┌──
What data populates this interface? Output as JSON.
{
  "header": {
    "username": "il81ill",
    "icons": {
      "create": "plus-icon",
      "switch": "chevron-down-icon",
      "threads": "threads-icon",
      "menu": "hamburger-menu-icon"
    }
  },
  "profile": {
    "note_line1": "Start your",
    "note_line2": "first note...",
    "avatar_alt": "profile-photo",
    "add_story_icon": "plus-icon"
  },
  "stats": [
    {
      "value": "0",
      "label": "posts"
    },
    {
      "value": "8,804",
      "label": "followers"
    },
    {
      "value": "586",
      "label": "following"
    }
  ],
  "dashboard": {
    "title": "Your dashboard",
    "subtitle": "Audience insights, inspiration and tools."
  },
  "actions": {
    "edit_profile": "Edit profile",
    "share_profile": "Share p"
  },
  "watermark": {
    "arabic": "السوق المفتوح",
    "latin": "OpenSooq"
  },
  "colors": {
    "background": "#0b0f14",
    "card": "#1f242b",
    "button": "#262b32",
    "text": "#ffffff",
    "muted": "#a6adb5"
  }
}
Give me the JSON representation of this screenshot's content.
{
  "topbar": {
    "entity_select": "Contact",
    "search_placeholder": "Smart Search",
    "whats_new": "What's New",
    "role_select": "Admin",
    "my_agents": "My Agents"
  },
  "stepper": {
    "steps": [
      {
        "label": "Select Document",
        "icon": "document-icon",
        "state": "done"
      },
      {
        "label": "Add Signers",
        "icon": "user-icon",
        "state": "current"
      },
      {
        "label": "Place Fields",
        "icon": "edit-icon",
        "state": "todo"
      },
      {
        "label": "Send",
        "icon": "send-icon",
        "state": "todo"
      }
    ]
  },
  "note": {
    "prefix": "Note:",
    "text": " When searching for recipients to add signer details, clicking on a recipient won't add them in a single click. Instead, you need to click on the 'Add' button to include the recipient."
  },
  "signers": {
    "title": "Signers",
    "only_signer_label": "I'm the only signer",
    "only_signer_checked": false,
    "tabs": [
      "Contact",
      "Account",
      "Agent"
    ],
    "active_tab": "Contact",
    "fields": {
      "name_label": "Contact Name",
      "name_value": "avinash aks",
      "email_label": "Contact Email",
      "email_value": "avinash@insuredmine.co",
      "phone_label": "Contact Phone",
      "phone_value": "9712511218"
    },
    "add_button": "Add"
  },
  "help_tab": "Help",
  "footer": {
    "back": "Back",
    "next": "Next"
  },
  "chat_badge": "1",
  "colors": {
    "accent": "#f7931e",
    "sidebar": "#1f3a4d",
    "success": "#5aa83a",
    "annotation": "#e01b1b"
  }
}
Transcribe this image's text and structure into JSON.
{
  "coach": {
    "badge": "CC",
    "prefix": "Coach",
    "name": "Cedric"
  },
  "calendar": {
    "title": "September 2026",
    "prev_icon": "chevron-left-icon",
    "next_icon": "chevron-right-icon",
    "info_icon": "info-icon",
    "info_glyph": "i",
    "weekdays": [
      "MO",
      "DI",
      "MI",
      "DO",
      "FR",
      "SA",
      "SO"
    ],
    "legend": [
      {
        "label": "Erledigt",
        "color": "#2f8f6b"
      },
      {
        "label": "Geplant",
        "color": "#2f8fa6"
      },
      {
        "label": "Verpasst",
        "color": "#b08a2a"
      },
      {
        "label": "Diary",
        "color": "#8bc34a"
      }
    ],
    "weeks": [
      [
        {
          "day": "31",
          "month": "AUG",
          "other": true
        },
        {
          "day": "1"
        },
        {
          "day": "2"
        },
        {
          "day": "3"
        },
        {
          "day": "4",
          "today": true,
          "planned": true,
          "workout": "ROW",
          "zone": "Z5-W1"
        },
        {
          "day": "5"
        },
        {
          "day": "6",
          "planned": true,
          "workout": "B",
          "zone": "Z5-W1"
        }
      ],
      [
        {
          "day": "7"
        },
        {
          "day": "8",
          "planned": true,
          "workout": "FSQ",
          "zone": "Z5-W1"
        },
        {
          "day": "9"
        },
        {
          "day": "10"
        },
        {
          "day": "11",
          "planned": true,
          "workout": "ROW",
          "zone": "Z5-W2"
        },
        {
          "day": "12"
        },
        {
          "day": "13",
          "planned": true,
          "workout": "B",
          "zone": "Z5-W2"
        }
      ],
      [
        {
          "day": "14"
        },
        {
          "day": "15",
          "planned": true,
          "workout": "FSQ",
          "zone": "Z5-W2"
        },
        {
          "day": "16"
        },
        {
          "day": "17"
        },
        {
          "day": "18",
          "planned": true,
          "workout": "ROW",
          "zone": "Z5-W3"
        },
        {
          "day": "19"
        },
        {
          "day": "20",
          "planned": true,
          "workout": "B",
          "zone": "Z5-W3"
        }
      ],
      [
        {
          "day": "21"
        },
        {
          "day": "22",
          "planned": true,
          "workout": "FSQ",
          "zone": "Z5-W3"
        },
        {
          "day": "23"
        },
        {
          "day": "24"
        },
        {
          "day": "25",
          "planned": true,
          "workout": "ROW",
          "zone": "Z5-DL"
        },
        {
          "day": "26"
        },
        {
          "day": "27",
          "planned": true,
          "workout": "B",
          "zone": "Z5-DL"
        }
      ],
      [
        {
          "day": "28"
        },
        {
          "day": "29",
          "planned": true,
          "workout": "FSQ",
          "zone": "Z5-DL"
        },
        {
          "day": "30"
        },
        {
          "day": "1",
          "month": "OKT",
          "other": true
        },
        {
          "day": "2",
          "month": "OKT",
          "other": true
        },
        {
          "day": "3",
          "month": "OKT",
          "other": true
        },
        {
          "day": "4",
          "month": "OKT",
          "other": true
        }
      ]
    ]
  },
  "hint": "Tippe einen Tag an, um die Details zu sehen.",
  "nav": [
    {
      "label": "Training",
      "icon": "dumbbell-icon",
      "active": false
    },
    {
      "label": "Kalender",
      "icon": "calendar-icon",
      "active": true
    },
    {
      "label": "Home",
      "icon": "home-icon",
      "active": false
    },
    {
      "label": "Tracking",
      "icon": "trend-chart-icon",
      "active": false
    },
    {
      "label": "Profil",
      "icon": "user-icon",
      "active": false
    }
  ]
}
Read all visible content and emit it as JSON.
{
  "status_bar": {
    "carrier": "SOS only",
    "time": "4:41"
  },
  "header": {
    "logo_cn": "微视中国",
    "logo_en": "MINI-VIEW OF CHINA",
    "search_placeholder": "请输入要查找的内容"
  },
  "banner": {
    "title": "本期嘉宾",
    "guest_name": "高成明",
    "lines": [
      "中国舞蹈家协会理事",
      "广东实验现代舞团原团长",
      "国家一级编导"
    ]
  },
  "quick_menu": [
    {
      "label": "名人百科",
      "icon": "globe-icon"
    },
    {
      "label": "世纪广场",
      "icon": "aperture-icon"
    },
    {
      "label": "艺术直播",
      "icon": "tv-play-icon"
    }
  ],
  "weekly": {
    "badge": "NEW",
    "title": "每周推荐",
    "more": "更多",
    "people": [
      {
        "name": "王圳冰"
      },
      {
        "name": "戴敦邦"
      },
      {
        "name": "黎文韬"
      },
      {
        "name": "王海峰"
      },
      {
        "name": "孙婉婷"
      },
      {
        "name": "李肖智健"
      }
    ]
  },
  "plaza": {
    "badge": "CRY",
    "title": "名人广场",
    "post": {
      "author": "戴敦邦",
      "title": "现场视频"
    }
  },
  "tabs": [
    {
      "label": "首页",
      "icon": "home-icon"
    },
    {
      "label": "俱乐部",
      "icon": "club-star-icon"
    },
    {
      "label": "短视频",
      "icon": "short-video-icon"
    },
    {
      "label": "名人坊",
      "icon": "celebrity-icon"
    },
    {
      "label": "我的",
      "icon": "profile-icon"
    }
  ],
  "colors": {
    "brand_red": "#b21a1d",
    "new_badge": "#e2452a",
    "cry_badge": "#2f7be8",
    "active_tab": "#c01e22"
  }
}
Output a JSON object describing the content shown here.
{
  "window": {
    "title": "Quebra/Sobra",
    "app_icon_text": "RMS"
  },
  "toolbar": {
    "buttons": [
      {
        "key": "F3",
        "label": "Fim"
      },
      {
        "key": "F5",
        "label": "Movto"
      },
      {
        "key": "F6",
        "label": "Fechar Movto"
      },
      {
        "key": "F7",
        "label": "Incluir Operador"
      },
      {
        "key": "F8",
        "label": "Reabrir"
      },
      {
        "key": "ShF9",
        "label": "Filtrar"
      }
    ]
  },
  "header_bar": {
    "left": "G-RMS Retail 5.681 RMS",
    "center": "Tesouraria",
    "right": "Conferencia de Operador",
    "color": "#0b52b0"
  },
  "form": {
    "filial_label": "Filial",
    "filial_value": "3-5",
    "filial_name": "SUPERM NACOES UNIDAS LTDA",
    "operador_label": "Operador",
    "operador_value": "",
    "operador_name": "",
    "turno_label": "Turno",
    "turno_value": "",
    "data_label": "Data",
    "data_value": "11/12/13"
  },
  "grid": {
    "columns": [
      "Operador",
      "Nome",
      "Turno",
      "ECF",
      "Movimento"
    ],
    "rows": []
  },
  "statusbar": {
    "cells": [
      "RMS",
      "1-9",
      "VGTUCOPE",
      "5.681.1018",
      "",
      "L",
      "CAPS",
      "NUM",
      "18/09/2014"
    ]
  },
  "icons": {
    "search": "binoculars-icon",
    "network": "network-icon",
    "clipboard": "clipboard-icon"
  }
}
└──
Aim
Identify each line in the entries with the word "state" and copy it.

The result
        "state": "done"
        "state": "current"
        "state": "todo"
        "state": "todo"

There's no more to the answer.